Short problem:
Copy out all of the material exactly.

────

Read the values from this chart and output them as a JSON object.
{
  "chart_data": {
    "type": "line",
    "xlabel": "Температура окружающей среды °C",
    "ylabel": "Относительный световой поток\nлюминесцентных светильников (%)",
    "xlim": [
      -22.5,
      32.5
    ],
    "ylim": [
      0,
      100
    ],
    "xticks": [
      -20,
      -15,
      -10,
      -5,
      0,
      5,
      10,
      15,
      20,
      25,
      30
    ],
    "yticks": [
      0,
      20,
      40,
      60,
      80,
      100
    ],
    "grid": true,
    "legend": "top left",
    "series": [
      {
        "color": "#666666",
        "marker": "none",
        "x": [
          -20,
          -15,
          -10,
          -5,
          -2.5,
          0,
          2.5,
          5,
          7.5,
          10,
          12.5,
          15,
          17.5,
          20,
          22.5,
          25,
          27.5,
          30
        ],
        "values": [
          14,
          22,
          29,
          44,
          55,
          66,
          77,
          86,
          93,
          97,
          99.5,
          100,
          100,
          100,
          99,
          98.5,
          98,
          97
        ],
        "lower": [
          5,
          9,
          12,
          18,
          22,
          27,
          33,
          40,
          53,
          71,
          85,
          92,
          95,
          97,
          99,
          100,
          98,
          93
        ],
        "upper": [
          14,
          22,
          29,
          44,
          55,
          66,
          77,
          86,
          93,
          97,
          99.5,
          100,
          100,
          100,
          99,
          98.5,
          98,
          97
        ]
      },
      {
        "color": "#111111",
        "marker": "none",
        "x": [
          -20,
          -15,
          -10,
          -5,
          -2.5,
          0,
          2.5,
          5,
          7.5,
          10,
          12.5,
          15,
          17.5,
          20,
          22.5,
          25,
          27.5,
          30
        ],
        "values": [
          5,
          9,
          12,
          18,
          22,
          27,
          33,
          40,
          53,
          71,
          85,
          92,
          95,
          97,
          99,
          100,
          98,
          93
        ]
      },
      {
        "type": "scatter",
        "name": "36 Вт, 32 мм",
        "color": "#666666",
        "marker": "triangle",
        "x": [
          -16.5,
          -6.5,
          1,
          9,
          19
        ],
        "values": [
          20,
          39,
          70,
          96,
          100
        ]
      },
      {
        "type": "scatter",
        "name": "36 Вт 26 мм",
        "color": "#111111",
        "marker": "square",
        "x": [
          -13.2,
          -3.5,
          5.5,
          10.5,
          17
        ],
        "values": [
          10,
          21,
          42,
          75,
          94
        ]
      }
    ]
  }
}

────

Expected answer:
Read the values from this chart and output them as a JSON object.
{
  "chart_data": {
    "type": "line",
    "xlabel": "Температура окружающей среды °C",
    "ylabel": "Относительный световой поток\nлюминесцентных светильников (%)",
    "xlim": [
      -22.5,
      32.5
    ],
    "ylim": [
      0,
      100
    ],
    "xticks": [
      -20,
      -15,
      -10,
      -5,
      0,
      5,
      10,
      15,
      20,
      25,
      30
    ],
    "yticks": [
      0,
      20,
      40,
      60,
      80,
      100
    ],
    "grid": true,
    "legend": "top left",
    "series": [
      {
        "color": "#666666",
        "marker": "none",
        "x": [
          -20,
          -15,
          -10,
          -5,
          -2.5,
          0,
          2.5,
          5,
          7.5,
          10,
          12.5,
          15,
          17.5,
          20,
          22.5,
          25,
          27.5,
          30
        ],
        "values": [
          14,
          22,
          29,
          44,
          55,
          66,
          77,
          86,
          93,
          97,
          99.5,
          100,
          100,
          100,
          99,
          98.5,
          98,
          97
        ],
        "lower": [
          5,
          9,
          12,
          18,
          22,
          27,
          33,
          40,
          53,
          71,
          85,
          92,
          95,
          97,
          99,
          100,
          98,
          93
        ],
        "upper": [
          14,
          22,
          29,
          44,
          55,
          66,
          77,
          86,
          93,
          97,
          99.5,
          100,
          100,
          100,
          99,
          98.5,
          98,
          97
        ]
      },
      {
        "color": "#111111",
        "marker": "none",
        "x": [
          -20,
          -15,
          -10,
          -5,
          -2.5,
          0,
          2.5,
          5,
          7.5,
          10,
          12.5,
          15,
          17.5,
          20,
          22.5,
          25,
          27.5,
          30
        ],
        "values": [
          5,
          9,
          12,
          18,
          22,
          27,
          33,
          40,
          53,
          71,
          85,
          92,
          95,
          97,
          99,
          100,
          98,
          93
        ]
      },
      {
        "type": "scatter",
        "name": "36 Вт, 32 мм",
        "color": "#666666",
        "marker": "triangle",
        "x": [
          -16.5,
          -6.5,
          1,
          9,
          19
        ],
        "values": [
          20,
          39,
          70,
          96,
          100
        ]
      },
      {
        "type": "scatter",
        "name": "36 Вт 26 мм",
        "color": "#111111",
        "marker": "square",
        "x": [
          -13.2,
          -3.5,
          5.5,
          10.5,
          17
        ],
        "values": [
          10,
          21,
          42,
          75,
          94
        ]
      }
    ]
  }
}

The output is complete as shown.